*Structured figure records*.
.....

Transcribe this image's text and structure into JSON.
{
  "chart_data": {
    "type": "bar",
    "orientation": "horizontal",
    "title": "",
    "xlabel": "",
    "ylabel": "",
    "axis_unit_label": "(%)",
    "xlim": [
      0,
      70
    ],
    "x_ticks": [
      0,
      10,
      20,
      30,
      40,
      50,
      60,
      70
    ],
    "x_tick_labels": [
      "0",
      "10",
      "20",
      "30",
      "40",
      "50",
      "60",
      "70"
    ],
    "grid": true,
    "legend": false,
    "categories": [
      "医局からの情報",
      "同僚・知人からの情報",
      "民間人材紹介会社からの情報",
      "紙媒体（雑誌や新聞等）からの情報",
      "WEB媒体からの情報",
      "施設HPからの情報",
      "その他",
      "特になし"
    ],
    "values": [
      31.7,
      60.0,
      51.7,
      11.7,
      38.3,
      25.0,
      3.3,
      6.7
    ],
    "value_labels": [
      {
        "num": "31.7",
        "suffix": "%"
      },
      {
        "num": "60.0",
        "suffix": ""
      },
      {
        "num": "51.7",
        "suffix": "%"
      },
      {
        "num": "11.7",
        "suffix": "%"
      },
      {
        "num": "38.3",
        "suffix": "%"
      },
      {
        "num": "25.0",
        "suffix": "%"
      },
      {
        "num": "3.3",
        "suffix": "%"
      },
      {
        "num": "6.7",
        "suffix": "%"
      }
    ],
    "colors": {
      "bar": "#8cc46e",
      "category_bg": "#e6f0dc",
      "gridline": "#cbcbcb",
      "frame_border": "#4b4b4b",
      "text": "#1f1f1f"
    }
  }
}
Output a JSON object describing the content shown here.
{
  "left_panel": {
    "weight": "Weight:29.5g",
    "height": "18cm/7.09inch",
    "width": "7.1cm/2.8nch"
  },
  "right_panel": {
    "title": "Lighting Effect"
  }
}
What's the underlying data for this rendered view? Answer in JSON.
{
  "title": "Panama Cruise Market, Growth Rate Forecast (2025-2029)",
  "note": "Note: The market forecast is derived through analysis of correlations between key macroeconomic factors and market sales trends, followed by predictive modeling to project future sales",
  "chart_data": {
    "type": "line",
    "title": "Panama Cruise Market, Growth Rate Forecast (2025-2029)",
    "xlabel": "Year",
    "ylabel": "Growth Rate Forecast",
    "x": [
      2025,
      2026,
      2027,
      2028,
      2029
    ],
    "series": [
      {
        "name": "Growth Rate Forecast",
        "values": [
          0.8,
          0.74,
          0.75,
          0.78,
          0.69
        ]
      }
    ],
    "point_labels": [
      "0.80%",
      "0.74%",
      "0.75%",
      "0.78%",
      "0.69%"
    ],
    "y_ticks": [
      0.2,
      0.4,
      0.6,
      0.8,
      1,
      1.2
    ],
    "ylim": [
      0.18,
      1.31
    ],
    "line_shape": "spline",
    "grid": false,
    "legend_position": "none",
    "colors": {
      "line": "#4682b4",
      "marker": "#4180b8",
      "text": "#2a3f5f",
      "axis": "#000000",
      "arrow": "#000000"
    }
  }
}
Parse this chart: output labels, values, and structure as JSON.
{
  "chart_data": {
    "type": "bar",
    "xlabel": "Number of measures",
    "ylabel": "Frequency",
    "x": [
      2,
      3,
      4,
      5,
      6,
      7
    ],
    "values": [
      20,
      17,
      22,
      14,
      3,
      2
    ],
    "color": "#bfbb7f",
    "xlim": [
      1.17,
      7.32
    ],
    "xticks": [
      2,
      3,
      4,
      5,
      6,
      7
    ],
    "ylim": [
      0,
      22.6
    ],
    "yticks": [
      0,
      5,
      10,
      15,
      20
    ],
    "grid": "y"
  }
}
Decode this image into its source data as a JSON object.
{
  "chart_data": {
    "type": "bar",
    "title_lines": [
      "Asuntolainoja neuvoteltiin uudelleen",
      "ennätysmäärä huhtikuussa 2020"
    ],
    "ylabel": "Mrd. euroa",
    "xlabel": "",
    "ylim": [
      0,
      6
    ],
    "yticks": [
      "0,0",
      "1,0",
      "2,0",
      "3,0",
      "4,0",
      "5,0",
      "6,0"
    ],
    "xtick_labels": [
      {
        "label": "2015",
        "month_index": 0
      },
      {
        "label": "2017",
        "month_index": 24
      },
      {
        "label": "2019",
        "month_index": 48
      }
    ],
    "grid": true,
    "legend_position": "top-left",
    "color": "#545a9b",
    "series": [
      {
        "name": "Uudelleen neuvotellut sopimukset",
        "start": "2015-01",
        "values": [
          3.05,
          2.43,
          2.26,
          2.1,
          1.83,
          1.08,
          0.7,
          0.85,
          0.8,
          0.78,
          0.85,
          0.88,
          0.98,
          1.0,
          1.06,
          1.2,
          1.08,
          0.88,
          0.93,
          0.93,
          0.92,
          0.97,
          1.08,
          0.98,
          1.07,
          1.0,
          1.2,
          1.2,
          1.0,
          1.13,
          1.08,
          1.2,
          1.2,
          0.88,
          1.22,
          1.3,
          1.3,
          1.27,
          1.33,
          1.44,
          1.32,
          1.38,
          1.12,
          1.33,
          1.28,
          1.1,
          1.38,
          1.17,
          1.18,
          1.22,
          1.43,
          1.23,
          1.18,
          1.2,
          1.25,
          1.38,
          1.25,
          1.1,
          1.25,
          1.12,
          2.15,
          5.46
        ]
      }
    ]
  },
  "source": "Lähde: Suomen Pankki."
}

.....

*Goal*.
The records above should be duplicated in full, exactly as given.

*Result for this task*.
Transcribe this image's text and structure into JSON.
{
  "chart_data": {
    "type": "bar",
    "orientation": "horizontal",
    "title": "",
    "xlabel": "",
    "ylabel": "",
    "axis_unit_label": "(%)",
    "xlim": [
      0,
      70
    ],
    "x_ticks": [
      0,
      10,
      20,
      30,
      40,
      50,
      60,
      70
    ],
    "x_tick_labels": [
      "0",
      "10",
      "20",
      "30",
      "40",
      "50",
      "60",
      "70"
    ],
    "grid": true,
    "legend": false,
    "categories": [
      "医局からの情報",
      "同僚・知人からの情報",
      "民間人材紹介会社からの情報",
      "紙媒体（雑誌や新聞等）からの情報",
      "WEB媒体からの情報",
      "施設HPからの情報",
      "その他",
      "特になし"
    ],
    "values": [
      31.7,
      60.0,
      51.7,
      11.7,
      38.3,
      25.0,
      3.3,
      6.7
    ],
    "value_labels": [
      {
        "num": "31.7",
        "suffix": "%"
      },
      {
        "num": "60.0",
        "suffix": ""
      },
      {
        "num": "51.7",
        "suffix": "%"
      },
      {
        "num": "11.7",
        "suffix": "%"
      },
      {
        "num": "38.3",
        "suffix": "%"
      },
      {
        "num": "25.0",
        "suffix": "%"
      },
      {
        "num": "3.3",
        "suffix": "%"
      },
      {
        "num": "6.7",
        "suffix": "%"
      }
    ],
    "colors": {
      "bar": "#8cc46e",
      "category_bg": "#e6f0dc",
      "gridline": "#cbcbcb",
      "frame_border": "#4b4b4b",
      "text": "#1f1f1f"
    }
  }
}
Output a JSON object describing the content shown here.
{
  "left_panel": {
    "weight": "Weight:29.5g",
    "height": "18cm/7.09inch",
    "width": "7.1cm/2.8nch"
  },
  "right_panel": {
    "title": "Lighting Effect"
  }
}
What's the underlying data for this rendered view? Answer in JSON.
{
  "title": "Panama Cruise Market, Growth Rate Forecast (2025-2029)",
  "note": "Note: The market forecast is derived through analysis of correlations between key macroeconomic factors and market sales trends, followed by predictive modeling to project future sales",
  "chart_data": {
    "type": "line",
    "title": "Panama Cruise Market, Growth Rate Forecast (2025-2029)",
    "xlabel": "Year",
    "ylabel": "Growth Rate Forecast",
    "x": [
      2025,
      2026,
      2027,
      2028,
      2029
    ],
    "series": [
      {
        "name": "Growth Rate Forecast",
        "values": [
          0.8,
          0.74,
          0.75,
          0.78,
          0.69
        ]
      }
    ],
    "point_labels": [
      "0.80%",
      "0.74%",
      "0.75%",
      "0.78%",
      "0.69%"
    ],
    "y_ticks": [
      0.2,
      0.4,
      0.6,
      0.8,
      1,
      1.2
    ],
    "ylim": [
      0.18,
      1.31
    ],
    "line_shape": "spline",
    "grid": false,
    "legend_position": "none",
    "colors": {
      "line": "#4682b4",
      "marker": "#4180b8",
      "text": "#2a3f5f",
      "axis": "#000000",
      "arrow": "#000000"
    }
  }
}
Parse this chart: output labels, values, and structure as JSON.
{
  "chart_data": {
    "type": "bar",
    "xlabel": "Number of measures",
    "ylabel": "Frequency",
    "x": [
      2,
      3,
      4,
      5,
      6,
      7
    ],
    "values": [
      20,
      17,
      22,
      14,
      3,
      2
    ],
    "color": "#bfbb7f",
    "xlim": [
      1.17,
      7.32
    ],
    "xticks": [
      2,
      3,
      4,
      5,
      6,
      7
    ],
    "ylim": [
      0,
      22.6
    ],
    "yticks": [
      0,
      5,
      10,
      15,
      20
    ],
    "grid": "y"
  }
}
Decode this image into its source data as a JSON object.
{
  "chart_data": {
    "type": "bar",
    "title_lines": [
      "Asuntolainoja neuvoteltiin uudelleen",
      "ennätysmäärä huhtikuussa 2020"
    ],
    "ylabel": "Mrd. euroa",
    "xlabel": "",
    "ylim": [
      0,
      6
    ],
    "yticks": [
      "0,0",
      "1,0",
      "2,0",
      "3,0",
      "4,0",
      "5,0",
      "6,0"
    ],
    "xtick_labels": [
      {
        "label": "2015",
        "month_index": 0
      },
      {
        "label": "2017",
        "month_index": 24
      },
      {
        "label": "2019",
        "month_index": 48
      }
    ],
    "grid": true,
    "legend_position": "top-left",
    "color": "#545a9b",
    "series": [
      {
        "name": "Uudelleen neuvotellut sopimukset",
        "start": "2015-01",
        "values": [
          3.05,
          2.43,
          2.26,
          2.1,
          1.83,
          1.08,
          0.7,
          0.85,
          0.8,
          0.78,
          0.85,
          0.88,
          0.98,
          1.0,
          1.06,
          1.2,
          1.08,
          0.88,
          0.93,
          0.93,
          0.92,
          0.97,
          1.08,
          0.98,
          1.07,
          1.0,
          1.2,
          1.2,
          1.0,
          1.13,
          1.08,
          1.2,
          1.2,
          0.88,
          1.22,
          1.3,
          1.3,
          1.27,
          1.33,
          1.44,
          1.32,
          1.38,
          1.12,
          1.33,
          1.28,
          1.1,
          1.38,
          1.17,
          1.18,
          1.22,
          1.43,
          1.23,
          1.18,
          1.2,
          1.25,
          1.38,
          1.25,
          1.1,
          1.25,
          1.12,
          2.15,
          5.46
        ]
      }
    ]
  },
  "source": "Lähde: Suomen Pankki."
}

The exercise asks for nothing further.